● **Requirement**
Reproduce every line of the listing as written, apart from the pictures.

/---

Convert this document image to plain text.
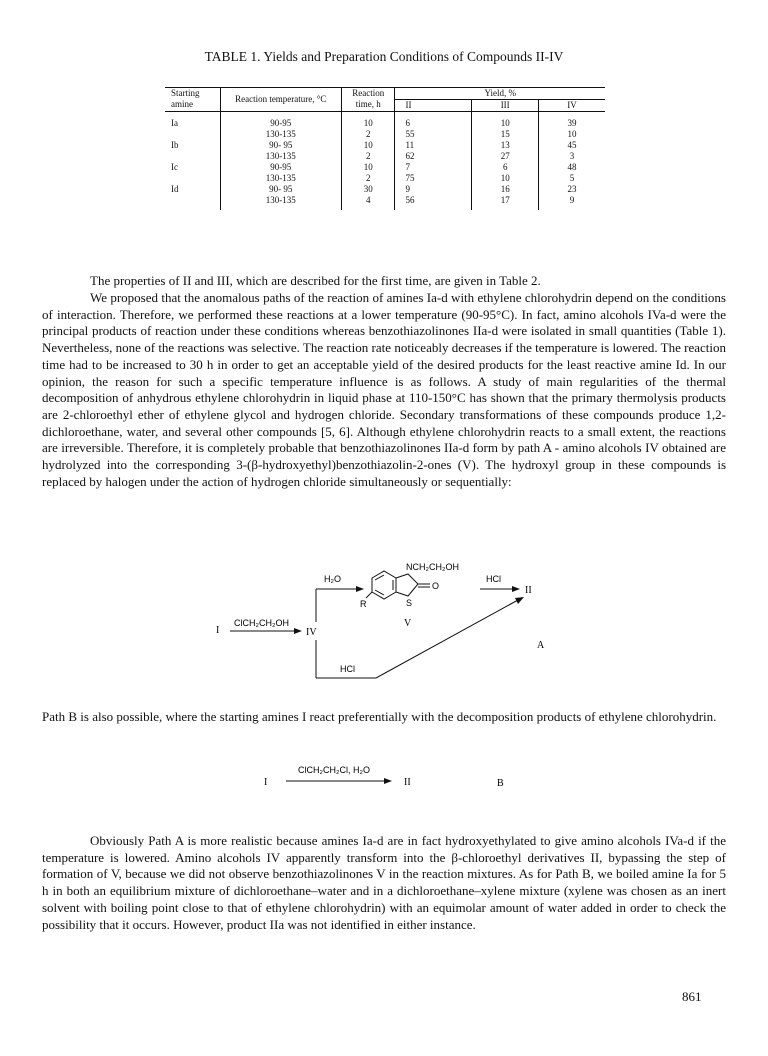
TABLE 1. Yields and Preparation Conditions of Compounds II-IV
Starting
amine	Reaction temperature, °C	Reaction
time, h	Yield, %		
			II	III	IV
Ia	90-95	10	6	10	39
	130-135	2	55	15	10
Ib	90- 95	10	11	13	45
	130-135	2	62	27	3
Ic	90-95	10	7	6	48
	130-135	2	75	10	5
Id	90- 95	30	9	16	23
	130-135	4	56	17	9
The properties of II and III, which are described for the first time, are given in Table 2.
We proposed that the anomalous paths of the reaction of amines Ia-d with ethylene chlorohydrin depend on the conditions of interaction. Therefore, we performed these reactions at a lower temperature (90-95°C). In fact, amino alcohols IVa-d were the principal products of reaction under these conditions whereas benzothiazolinones IIa-d were isolated in small quantities (Table 1). Nevertheless, none of the reactions was selective. The reaction rate noticeably decreases if the temperature is lowered. The reaction time had to be increased to 30 h in order to get an acceptable yield of the desired products for the least reactive amine Id. In our opinion, the reason for such a specific temperature influence is as follows. A study of main regularities of the thermal decomposition of anhydrous ethylene chlorohydrin in liquid phase at 110-150°C has shown that the primary thermolysis products are 2-chloroethyl ether of ethylene glycol and hydrogen chloride. Secondary transformations of these compounds produce 1,2-dichloroethane, water, and several other compounds [5, 6]. Although ethylene chlorohydrin reacts to a small extent, the reactions are irreversible. Therefore, it is completely probable that benzothiazolinones IIa-d form by path A - amino alcohols IV obtained are hydrolyzed into the corresponding 3-(β-hydroxyethyl)benzothiazolin-2-ones (V). The hydroxyl group in these compounds is replaced by halogen under the action of hydrogen chloride simultaneously or sequentially:
I
ClCH₂CH₂OH
IV
H₂O
R
NCH₂CH₂OH
O
S
V
HCl
II
HCl
A
Path B is also possible, where the starting amines I react preferentially with the decomposition products of ethylene chlorohydrin.
I
ClCH₂CH₂Cl, H₂O
II	B
Obviously Path A is more realistic because amines Ia-d are in fact hydroxyethylated to give amino alcohols IVa-d if the temperature is lowered. Amino alcohols IV apparently transform into the β-chloroethyl derivatives II, bypassing the step of formation of V, because we did not observe benzothiazolinones V in the reaction mixtures. As for Path B, we boiled amine Ia for 5 h in both an equilibrium mixture of dichloroethane–water and in a dichloroethane–xylene mixture (xylene was chosen as an inert solvent with boiling point close to that of ethylene chlorohydrin) with an equimolar amount of water added in order to check the possibility that it occurs. However, product IIa was not identified in either instance.
861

\---

● **Exercise solution**
Convert this document image to plain text.
TABLE 1. Yields and Preparation Conditions of Compounds II-IV
Starting
amine	Reaction temperature, °C	Reaction
time, h	Yield, %		
			II	III	IV
Ia	90-95	10	6	10	39
	130-135	2	55	15	10
Ib	90- 95	10	11	13	45
	130-135	2	62	27	3
Ic	90-95	10	7	6	48
	130-135	2	75	10	5
Id	90- 95	30	9	16	23
	130-135	4	56	17	9
The properties of II and III, which are described for the first time, are given in Table 2.
We proposed that the anomalous paths of the reaction of amines Ia-d with ethylene chlorohydrin depend on the conditions of interaction. Therefore, we performed these reactions at a lower temperature (90-95°C). In fact, amino alcohols IVa-d were the principal products of reaction under these conditions whereas benzothiazolinones IIa-d were isolated in small quantities (Table 1). Nevertheless, none of the reactions was selective. The reaction rate noticeably decreases if the temperature is lowered. The reaction time had to be increased to 30 h in order to get an acceptable yield of the desired products for the least reactive amine Id. In our opinion, the reason for such a specific temperature influence is as follows. A study of main regularities of the thermal decomposition of anhydrous ethylene chlorohydrin in liquid phase at 110-150°C has shown that the primary thermolysis products are 2-chloroethyl ether of ethylene glycol and hydrogen chloride. Secondary transformations of these compounds produce 1,2-dichloroethane, water, and several other compounds [5, 6]. Although ethylene chlorohydrin reacts to a small extent, the reactions are irreversible. Therefore, it is completely probable that benzothiazolinones IIa-d form by path A - amino alcohols IV obtained are hydrolyzed into the corresponding 3-(β-hydroxyethyl)benzothiazolin-2-ones (V). The hydroxyl group in these compounds is replaced by halogen under the action of hydrogen chloride simultaneously or sequentially:
I
ClCH₂CH₂OH
IV
H₂O
R
NCH₂CH₂OH
O
S
V
HCl
II
HCl
A
Path B is also possible, where the starting amines I react preferentially with the decomposition products of ethylene chlorohydrin.
I
ClCH₂CH₂Cl, H₂O
II	B
Obviously Path A is more realistic because amines Ia-d are in fact hydroxyethylated to give amino alcohols IVa-d if the temperature is lowered. Amino alcohols IV apparently transform into the β-chloroethyl derivatives II, bypassing the step of formation of V, because we did not observe benzothiazolinones V in the reaction mixtures. As for Path B, we boiled amine Ia for 5 h in both an equilibrium mixture of dichloroethane–water and in a dichloroethane–xylene mixture (xylene was chosen as an inert solvent with boiling point close to that of ethylene chlorohydrin) with an equimolar amount of water added in order to check the possibility that it occurs. However, product IIa was not identified in either instance.
861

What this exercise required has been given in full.